Stored items:
================

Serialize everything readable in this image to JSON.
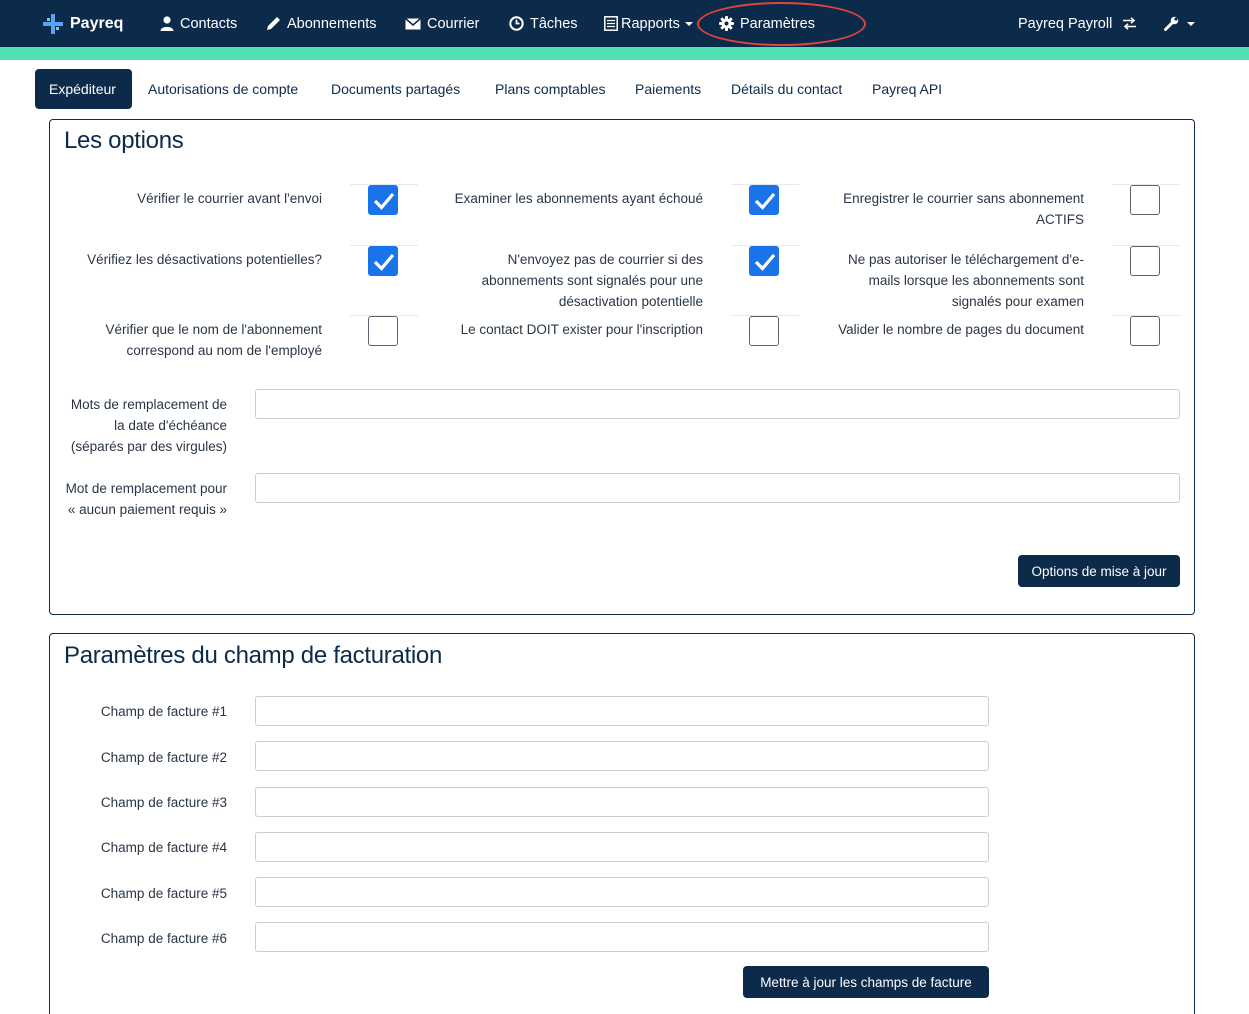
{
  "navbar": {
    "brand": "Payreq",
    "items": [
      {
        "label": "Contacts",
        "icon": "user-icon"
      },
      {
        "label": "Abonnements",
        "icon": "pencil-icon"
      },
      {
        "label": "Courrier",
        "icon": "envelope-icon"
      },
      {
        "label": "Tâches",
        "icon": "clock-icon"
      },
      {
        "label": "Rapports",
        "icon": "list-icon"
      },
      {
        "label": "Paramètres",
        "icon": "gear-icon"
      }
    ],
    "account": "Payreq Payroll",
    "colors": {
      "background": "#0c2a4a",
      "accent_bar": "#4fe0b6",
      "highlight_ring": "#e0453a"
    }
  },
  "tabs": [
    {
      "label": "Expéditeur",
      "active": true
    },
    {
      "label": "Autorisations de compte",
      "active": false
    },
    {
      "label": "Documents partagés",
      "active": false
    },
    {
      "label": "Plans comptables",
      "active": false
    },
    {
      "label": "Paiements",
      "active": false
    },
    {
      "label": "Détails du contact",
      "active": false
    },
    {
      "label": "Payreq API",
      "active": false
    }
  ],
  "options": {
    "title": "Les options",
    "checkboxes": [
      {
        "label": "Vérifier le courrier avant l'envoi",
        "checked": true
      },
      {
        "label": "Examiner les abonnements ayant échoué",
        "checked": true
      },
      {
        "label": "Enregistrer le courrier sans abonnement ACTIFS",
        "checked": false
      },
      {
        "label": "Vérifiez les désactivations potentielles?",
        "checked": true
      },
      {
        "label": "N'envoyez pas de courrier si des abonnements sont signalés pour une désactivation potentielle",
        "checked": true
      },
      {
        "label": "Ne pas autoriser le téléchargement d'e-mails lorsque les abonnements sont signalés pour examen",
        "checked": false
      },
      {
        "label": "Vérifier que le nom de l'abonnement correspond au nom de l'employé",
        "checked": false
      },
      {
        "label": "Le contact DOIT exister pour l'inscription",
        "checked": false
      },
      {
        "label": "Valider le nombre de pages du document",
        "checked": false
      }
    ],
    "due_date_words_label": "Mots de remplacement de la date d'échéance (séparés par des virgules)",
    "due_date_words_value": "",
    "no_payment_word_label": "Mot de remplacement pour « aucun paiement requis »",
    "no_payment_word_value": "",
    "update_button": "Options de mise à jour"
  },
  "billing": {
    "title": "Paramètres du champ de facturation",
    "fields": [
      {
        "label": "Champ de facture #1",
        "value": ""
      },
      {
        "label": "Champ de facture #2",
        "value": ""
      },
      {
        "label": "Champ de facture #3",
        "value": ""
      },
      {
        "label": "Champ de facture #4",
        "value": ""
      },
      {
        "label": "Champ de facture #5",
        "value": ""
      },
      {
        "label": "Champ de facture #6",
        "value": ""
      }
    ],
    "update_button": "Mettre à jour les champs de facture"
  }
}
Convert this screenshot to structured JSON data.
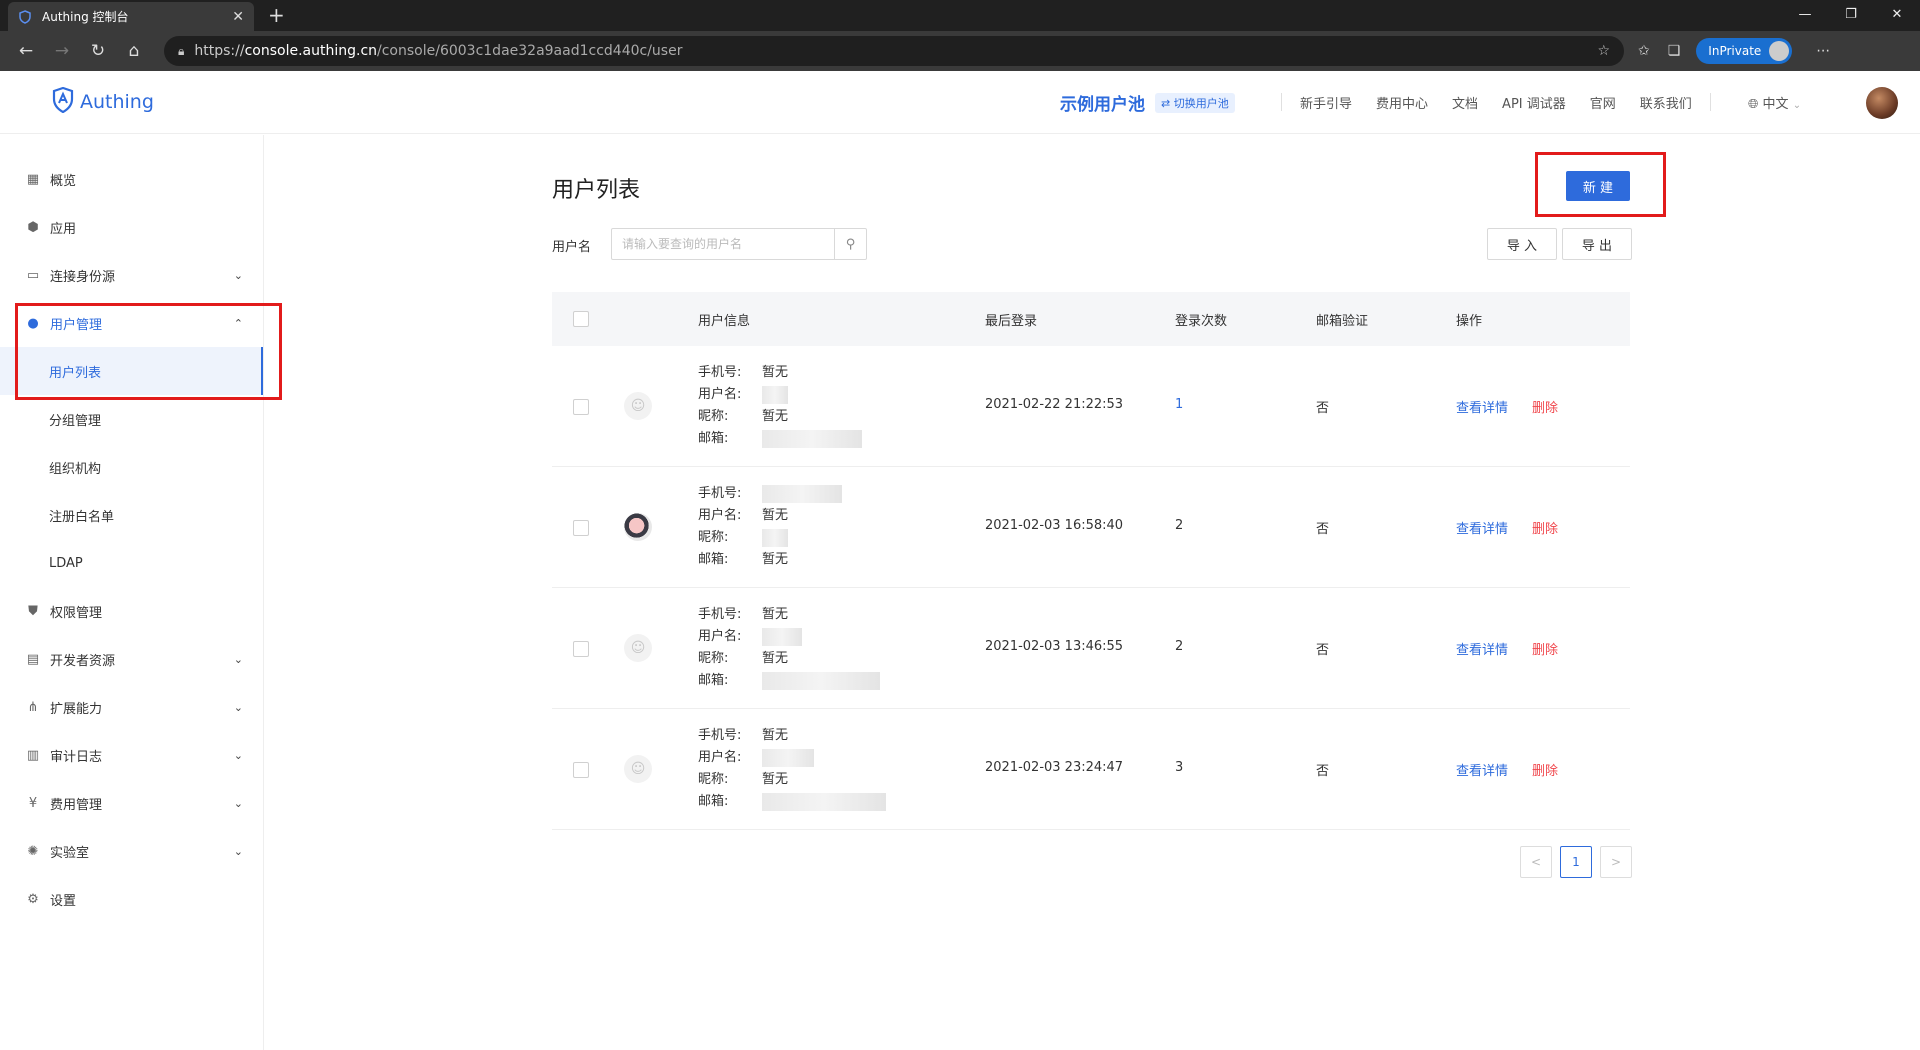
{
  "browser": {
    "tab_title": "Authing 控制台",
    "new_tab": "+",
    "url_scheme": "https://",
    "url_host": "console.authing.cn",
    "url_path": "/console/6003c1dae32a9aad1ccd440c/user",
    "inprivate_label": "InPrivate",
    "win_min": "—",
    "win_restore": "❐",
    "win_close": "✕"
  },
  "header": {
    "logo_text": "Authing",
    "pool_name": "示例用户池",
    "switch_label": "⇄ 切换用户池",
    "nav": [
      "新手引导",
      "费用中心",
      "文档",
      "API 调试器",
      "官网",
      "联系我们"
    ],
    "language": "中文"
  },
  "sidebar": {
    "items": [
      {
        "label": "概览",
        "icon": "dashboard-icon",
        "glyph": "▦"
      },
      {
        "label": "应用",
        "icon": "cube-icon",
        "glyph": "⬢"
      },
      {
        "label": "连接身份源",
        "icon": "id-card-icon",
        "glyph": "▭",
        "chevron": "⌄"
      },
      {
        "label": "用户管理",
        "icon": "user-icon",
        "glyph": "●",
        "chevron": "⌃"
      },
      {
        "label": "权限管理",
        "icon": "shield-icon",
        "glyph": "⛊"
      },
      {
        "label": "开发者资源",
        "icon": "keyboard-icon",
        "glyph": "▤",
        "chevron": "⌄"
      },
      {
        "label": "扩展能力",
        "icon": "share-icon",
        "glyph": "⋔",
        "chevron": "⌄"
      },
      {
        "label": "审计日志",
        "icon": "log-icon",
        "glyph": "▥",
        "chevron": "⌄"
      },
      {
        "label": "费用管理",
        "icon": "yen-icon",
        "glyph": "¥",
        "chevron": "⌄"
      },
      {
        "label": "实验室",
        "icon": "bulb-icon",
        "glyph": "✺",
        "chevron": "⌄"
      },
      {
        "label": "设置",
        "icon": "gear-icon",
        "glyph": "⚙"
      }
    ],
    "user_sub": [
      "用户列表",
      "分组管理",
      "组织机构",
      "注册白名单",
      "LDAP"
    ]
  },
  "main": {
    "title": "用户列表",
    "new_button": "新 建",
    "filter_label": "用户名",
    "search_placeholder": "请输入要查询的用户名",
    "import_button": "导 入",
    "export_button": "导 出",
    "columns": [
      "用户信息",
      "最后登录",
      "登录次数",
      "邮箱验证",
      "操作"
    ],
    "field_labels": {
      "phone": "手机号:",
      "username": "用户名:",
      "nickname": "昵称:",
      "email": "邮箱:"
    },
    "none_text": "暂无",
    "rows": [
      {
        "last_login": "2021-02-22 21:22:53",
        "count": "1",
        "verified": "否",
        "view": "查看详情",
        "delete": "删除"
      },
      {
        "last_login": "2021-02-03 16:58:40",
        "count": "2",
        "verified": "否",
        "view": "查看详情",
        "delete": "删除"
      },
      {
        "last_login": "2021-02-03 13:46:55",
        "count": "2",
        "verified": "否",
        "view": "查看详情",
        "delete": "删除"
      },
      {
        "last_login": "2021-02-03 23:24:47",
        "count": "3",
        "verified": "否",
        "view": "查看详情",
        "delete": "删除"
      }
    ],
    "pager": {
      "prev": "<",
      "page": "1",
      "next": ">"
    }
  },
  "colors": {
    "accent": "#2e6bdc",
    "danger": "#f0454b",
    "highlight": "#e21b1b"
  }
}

================

Copy out all the entries exactly. Images stay out of the copy.

◆ **Solution to the problem**:
Serialize everything readable in this image to JSON.
{
  "navbar": {
    "brand": "Payreq",
    "items": [
      {
        "label": "Contacts",
        "icon": "user-icon"
      },
      {
        "label": "Abonnements",
        "icon": "pencil-icon"
      },
      {
        "label": "Courrier",
        "icon": "envelope-icon"
      },
      {
        "label": "Tâches",
        "icon": "clock-icon"
      },
      {
        "label": "Rapports",
        "icon": "list-icon"
      },
      {
        "label": "Paramètres",
        "icon": "gear-icon"
      }
    ],
    "account": "Payreq Payroll",
    "colors": {
      "background": "#0c2a4a",
      "accent_bar": "#4fe0b6",
      "highlight_ring": "#e0453a"
    }
  },
  "tabs": [
    {
      "label": "Expéditeur",
      "active": true
    },
    {
      "label": "Autorisations de compte",
      "active": false
    },
    {
      "label": "Documents partagés",
      "active": false
    },
    {
      "label": "Plans comptables",
      "active": false
    },
    {
      "label": "Paiements",
      "active": false
    },
    {
      "label": "Détails du contact",
      "active": false
    },
    {
      "label": "Payreq API",
      "active": false
    }
  ],
  "options": {
    "title": "Les options",
    "checkboxes": [
      {
        "label": "Vérifier le courrier avant l'envoi",
        "checked": true
      },
      {
        "label": "Examiner les abonnements ayant échoué",
        "checked": true
      },
      {
        "label": "Enregistrer le courrier sans abonnement ACTIFS",
        "checked": false
      },
      {
        "label": "Vérifiez les désactivations potentielles?",
        "checked": true
      },
      {
        "label": "N'envoyez pas de courrier si des abonnements sont signalés pour une désactivation potentielle",
        "checked": true
      },
      {
        "label": "Ne pas autoriser le téléchargement d'e-mails lorsque les abonnements sont signalés pour examen",
        "checked": false
      },
      {
        "label": "Vérifier que le nom de l'abonnement correspond au nom de l'employé",
        "checked": false
      },
      {
        "label": "Le contact DOIT exister pour l'inscription",
        "checked": false
      },
      {
        "label": "Valider le nombre de pages du document",
        "checked": false
      }
    ],
    "due_date_words_label": "Mots de remplacement de la date d'échéance (séparés par des virgules)",
    "due_date_words_value": "",
    "no_payment_word_label": "Mot de remplacement pour « aucun paiement requis »",
    "no_payment_word_value": "",
    "update_button": "Options de mise à jour"
  },
  "billing": {
    "title": "Paramètres du champ de facturation",
    "fields": [
      {
        "label": "Champ de facture #1",
        "value": ""
      },
      {
        "label": "Champ de facture #2",
        "value": ""
      },
      {
        "label": "Champ de facture #3",
        "value": ""
      },
      {
        "label": "Champ de facture #4",
        "value": ""
      },
      {
        "label": "Champ de facture #5",
        "value": ""
      },
      {
        "label": "Champ de facture #6",
        "value": ""
      }
    ],
    "update_button": "Mettre à jour les champs de facture"
  }
}
Convert this screenshot to structured JSON data.
{
  "browser": {
    "tab_title": "Authing 控制台",
    "new_tab": "+",
    "url_scheme": "https://",
    "url_host": "console.authing.cn",
    "url_path": "/console/6003c1dae32a9aad1ccd440c/user",
    "inprivate_label": "InPrivate",
    "win_min": "—",
    "win_restore": "❐",
    "win_close": "✕"
  },
  "header": {
    "logo_text": "Authing",
    "pool_name": "示例用户池",
    "switch_label": "⇄ 切换用户池",
    "nav": [
      "新手引导",
      "费用中心",
      "文档",
      "API 调试器",
      "官网",
      "联系我们"
    ],
    "language": "中文"
  },
  "sidebar": {
    "items": [
      {
        "label": "概览",
        "icon": "dashboard-icon",
        "glyph": "▦"
      },
      {
        "label": "应用",
        "icon": "cube-icon",
        "glyph": "⬢"
      },
      {
        "label": "连接身份源",
        "icon": "id-card-icon",
        "glyph": "▭",
        "chevron": "⌄"
      },
      {
        "label": "用户管理",
        "icon": "user-icon",
        "glyph": "●",
        "chevron": "⌃"
      },
      {
        "label": "权限管理",
        "icon": "shield-icon",
        "glyph": "⛊"
      },
      {
        "label": "开发者资源",
        "icon": "keyboard-icon",
        "glyph": "▤",
        "chevron": "⌄"
      },
      {
        "label": "扩展能力",
        "icon": "share-icon",
        "glyph": "⋔",
        "chevron": "⌄"
      },
      {
        "label": "审计日志",
        "icon": "log-icon",
        "glyph": "▥",
        "chevron": "⌄"
      },
      {
        "label": "费用管理",
        "icon": "yen-icon",
        "glyph": "¥",
        "chevron": "⌄"
      },
      {
        "label": "实验室",
        "icon": "bulb-icon",
        "glyph": "✺",
        "chevron": "⌄"
      },
      {
        "label": "设置",
        "icon": "gear-icon",
        "glyph": "⚙"
      }
    ],
    "user_sub": [
      "用户列表",
      "分组管理",
      "组织机构",
      "注册白名单",
      "LDAP"
    ]
  },
  "main": {
    "title": "用户列表",
    "new_button": "新 建",
    "filter_label": "用户名",
    "search_placeholder": "请输入要查询的用户名",
    "import_button": "导 入",
    "export_button": "导 出",
    "columns": [
      "用户信息",
      "最后登录",
      "登录次数",
      "邮箱验证",
      "操作"
    ],
    "field_labels": {
      "phone": "手机号:",
      "username": "用户名:",
      "nickname": "昵称:",
      "email": "邮箱:"
    },
    "none_text": "暂无",
    "rows": [
      {
        "last_login": "2021-02-22 21:22:53",
        "count": "1",
        "verified": "否",
        "view": "查看详情",
        "delete": "删除"
      },
      {
        "last_login": "2021-02-03 16:58:40",
        "count": "2",
        "verified": "否",
        "view": "查看详情",
        "delete": "删除"
      },
      {
        "last_login": "2021-02-03 13:46:55",
        "count": "2",
        "verified": "否",
        "view": "查看详情",
        "delete": "删除"
      },
      {
        "last_login": "2021-02-03 23:24:47",
        "count": "3",
        "verified": "否",
        "view": "查看详情",
        "delete": "删除"
      }
    ],
    "pager": {
      "prev": "<",
      "page": "1",
      "next": ">"
    }
  },
  "colors": {
    "accent": "#2e6bdc",
    "danger": "#f0454b",
    "highlight": "#e21b1b"
  }
}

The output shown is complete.